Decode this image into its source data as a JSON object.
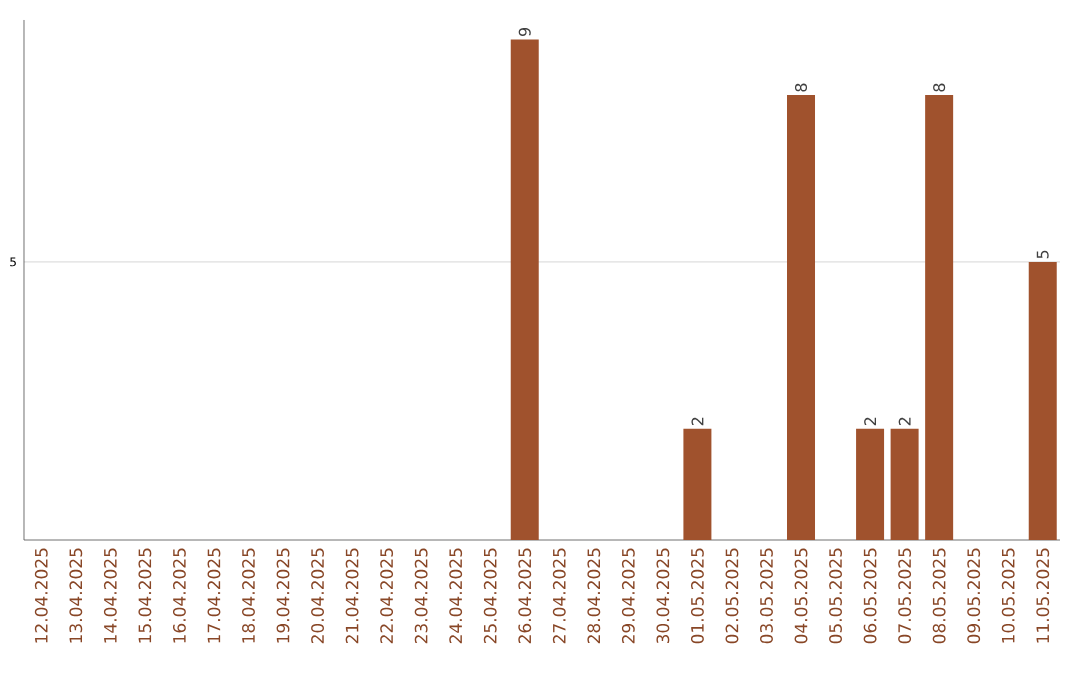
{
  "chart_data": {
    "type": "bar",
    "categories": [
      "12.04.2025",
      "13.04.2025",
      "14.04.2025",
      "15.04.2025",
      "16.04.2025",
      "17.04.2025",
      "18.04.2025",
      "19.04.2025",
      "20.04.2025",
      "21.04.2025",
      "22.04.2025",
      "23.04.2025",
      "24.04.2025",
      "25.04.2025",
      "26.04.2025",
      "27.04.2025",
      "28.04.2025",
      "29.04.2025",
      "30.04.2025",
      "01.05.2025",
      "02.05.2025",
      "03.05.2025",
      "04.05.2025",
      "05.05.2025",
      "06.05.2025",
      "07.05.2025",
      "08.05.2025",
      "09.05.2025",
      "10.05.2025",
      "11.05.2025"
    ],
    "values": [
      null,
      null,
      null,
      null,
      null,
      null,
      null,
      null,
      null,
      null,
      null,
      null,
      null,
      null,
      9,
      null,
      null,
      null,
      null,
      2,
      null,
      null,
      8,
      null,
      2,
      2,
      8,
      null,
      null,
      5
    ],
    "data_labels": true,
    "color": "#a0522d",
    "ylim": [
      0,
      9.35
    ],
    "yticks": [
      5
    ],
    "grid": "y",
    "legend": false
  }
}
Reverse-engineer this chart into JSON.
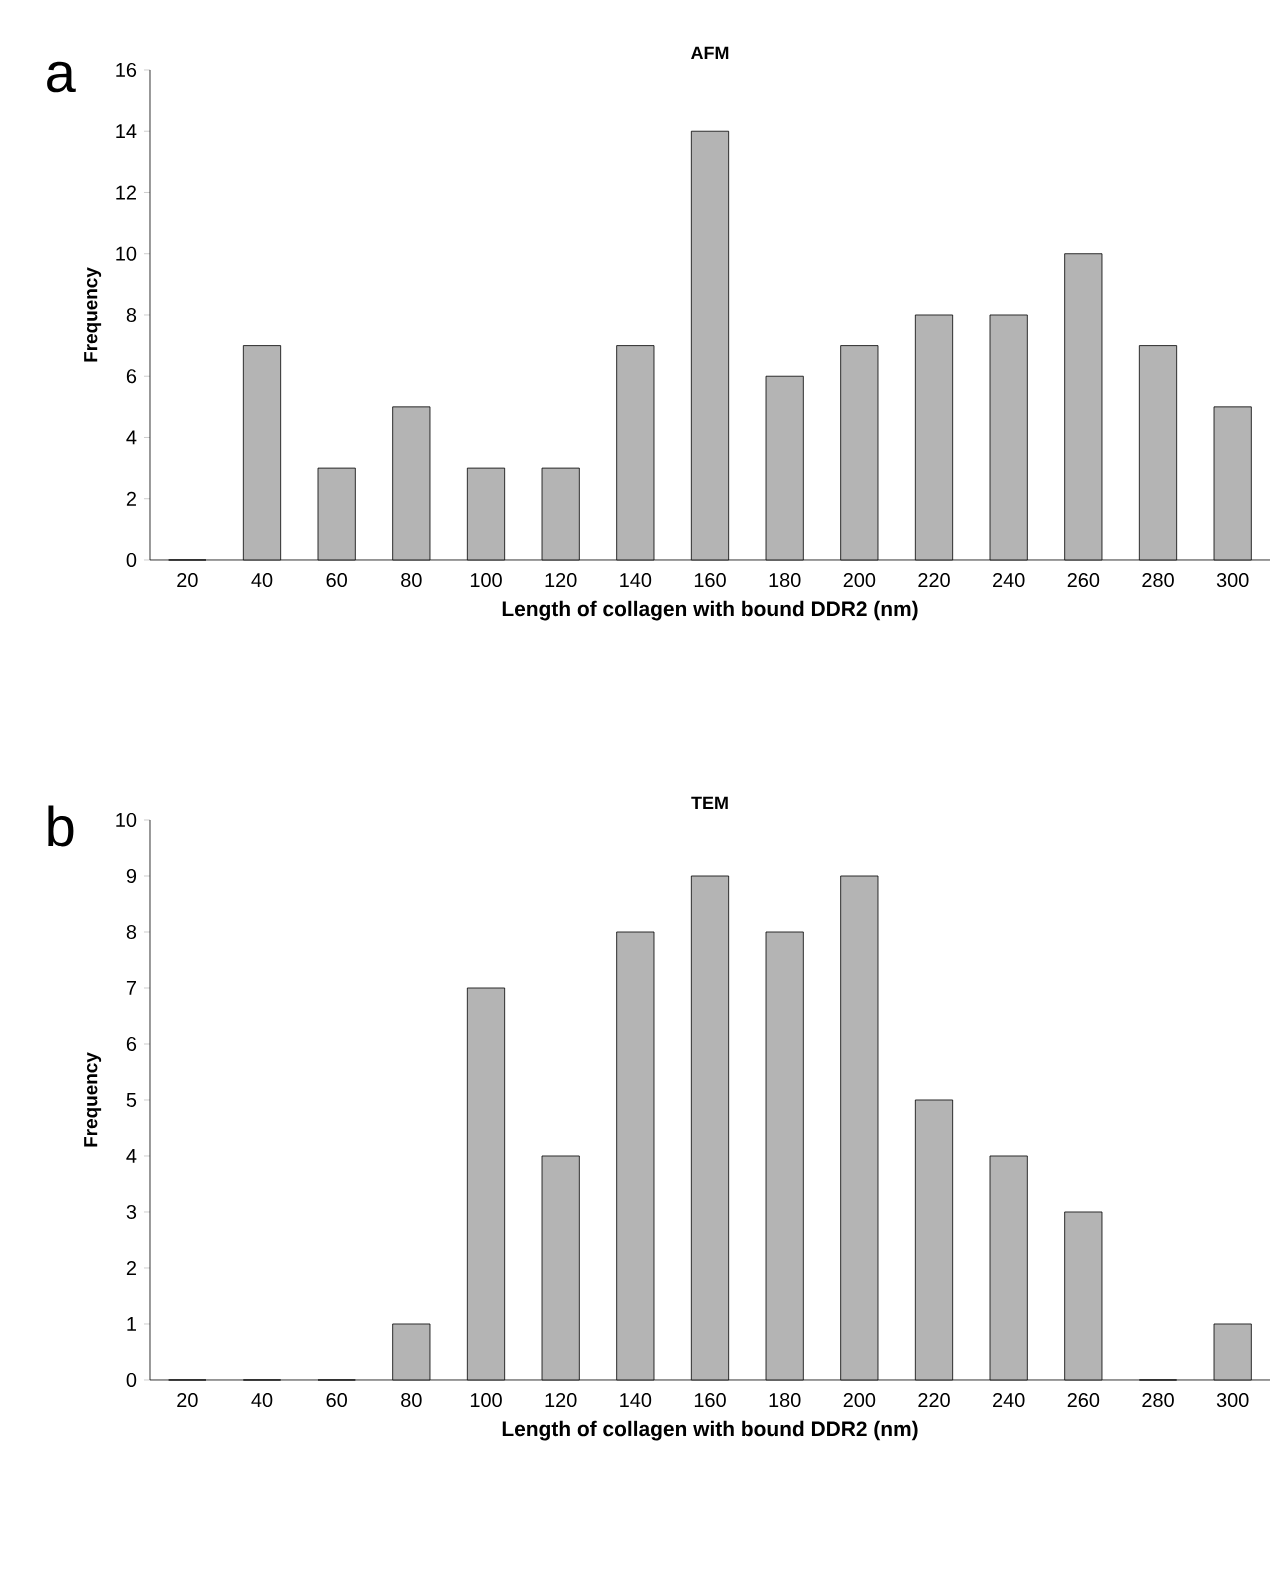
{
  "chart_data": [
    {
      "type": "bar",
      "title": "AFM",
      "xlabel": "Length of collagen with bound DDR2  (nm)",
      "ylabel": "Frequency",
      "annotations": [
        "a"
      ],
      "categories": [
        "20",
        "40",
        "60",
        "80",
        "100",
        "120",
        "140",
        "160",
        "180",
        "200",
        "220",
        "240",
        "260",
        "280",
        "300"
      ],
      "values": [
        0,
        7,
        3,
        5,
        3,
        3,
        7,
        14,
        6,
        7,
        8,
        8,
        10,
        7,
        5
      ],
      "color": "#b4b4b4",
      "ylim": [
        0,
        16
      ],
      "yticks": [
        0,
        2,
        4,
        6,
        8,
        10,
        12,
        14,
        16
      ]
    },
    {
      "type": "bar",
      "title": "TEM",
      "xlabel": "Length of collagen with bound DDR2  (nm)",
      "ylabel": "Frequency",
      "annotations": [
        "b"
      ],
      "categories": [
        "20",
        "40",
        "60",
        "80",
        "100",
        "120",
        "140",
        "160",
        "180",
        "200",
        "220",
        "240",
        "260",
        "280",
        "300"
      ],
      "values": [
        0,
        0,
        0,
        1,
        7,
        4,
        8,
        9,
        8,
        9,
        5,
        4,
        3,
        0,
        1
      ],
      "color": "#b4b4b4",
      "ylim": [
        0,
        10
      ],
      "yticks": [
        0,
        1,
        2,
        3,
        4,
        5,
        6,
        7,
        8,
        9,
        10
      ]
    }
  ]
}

****************

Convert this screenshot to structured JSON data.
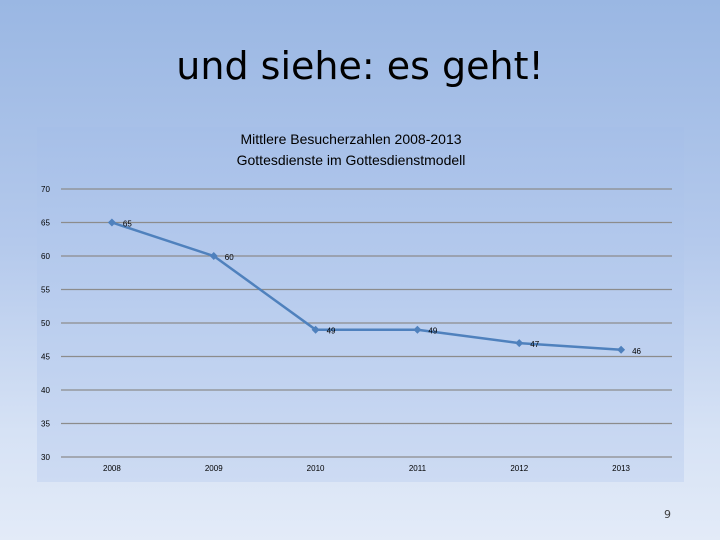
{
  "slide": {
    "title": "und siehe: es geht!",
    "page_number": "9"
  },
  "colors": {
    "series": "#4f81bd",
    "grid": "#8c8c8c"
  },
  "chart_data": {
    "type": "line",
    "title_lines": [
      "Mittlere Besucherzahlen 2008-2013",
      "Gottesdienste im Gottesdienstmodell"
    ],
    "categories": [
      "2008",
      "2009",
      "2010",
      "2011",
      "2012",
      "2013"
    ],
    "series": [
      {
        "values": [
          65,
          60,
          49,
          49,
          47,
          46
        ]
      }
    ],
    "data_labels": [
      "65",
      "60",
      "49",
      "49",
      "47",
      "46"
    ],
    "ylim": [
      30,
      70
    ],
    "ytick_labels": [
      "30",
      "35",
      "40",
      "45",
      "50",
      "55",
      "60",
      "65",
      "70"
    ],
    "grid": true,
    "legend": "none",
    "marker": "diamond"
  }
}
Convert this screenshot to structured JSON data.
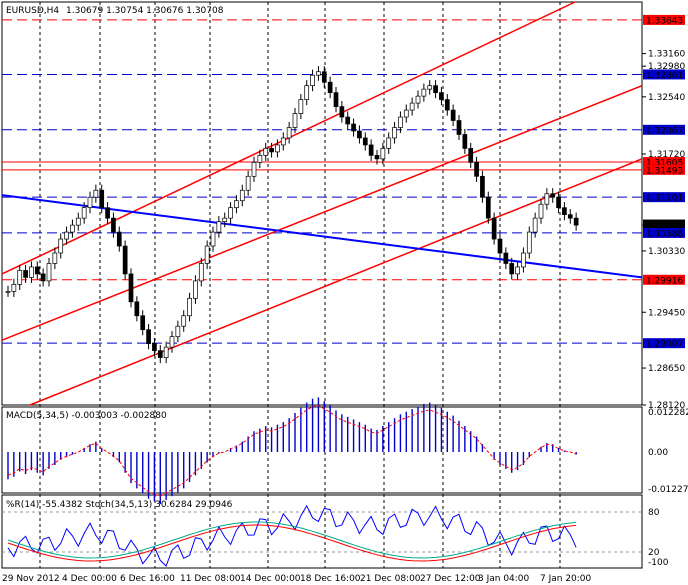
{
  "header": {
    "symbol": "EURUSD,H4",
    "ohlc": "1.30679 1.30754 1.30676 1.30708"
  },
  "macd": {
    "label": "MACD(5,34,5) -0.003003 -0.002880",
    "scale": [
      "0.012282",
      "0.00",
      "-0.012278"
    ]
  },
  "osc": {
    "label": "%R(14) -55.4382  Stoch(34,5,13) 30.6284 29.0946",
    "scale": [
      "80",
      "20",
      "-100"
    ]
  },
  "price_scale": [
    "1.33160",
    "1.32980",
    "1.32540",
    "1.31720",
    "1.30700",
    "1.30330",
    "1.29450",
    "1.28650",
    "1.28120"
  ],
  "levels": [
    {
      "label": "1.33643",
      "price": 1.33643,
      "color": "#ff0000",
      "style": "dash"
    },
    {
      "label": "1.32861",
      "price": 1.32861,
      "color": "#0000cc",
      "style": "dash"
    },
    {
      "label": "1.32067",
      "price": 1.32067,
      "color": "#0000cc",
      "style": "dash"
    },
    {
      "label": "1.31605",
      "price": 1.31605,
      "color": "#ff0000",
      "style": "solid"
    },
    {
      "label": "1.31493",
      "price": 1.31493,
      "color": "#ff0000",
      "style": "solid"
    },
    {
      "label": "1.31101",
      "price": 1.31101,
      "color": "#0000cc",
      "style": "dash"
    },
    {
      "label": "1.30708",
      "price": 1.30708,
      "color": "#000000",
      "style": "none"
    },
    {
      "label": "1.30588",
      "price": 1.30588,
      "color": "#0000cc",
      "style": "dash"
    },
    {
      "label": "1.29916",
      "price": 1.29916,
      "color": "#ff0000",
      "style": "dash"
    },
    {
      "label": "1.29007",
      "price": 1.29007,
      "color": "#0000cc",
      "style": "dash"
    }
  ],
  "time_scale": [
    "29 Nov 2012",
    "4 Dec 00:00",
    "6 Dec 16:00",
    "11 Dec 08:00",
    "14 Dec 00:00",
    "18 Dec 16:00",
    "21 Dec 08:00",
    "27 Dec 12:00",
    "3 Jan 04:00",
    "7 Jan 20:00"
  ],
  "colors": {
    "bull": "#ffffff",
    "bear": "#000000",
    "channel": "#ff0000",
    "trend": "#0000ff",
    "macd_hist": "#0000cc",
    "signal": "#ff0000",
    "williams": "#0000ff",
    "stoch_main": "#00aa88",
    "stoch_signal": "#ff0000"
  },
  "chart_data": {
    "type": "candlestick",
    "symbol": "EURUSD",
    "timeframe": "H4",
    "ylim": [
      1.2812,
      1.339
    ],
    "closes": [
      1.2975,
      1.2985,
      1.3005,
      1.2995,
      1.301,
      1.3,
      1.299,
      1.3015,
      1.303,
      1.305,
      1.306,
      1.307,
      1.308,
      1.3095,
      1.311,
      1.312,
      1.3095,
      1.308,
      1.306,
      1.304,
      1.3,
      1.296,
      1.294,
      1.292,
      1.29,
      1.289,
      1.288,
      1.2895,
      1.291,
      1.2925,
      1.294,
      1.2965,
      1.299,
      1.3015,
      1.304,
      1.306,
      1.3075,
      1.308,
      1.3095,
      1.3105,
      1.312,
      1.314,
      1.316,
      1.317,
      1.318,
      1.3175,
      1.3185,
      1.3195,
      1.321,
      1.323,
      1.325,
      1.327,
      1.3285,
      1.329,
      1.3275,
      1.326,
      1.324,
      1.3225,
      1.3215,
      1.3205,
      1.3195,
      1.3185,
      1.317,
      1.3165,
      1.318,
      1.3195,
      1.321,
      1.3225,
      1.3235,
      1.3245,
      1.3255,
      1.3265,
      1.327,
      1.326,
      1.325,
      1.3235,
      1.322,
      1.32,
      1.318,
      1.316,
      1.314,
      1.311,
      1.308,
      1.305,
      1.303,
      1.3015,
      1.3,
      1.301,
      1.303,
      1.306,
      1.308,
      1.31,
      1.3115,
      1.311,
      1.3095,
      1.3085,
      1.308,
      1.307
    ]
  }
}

****************

Identify all lines in the records above with the word "JSON".

_Response to this task_.
Decode this image into its source data as a JSON object.
Reverse-engineer this chart into JSON.
Convert this screenshot to structured JSON data.
Convert this screenshot to structured JSON data.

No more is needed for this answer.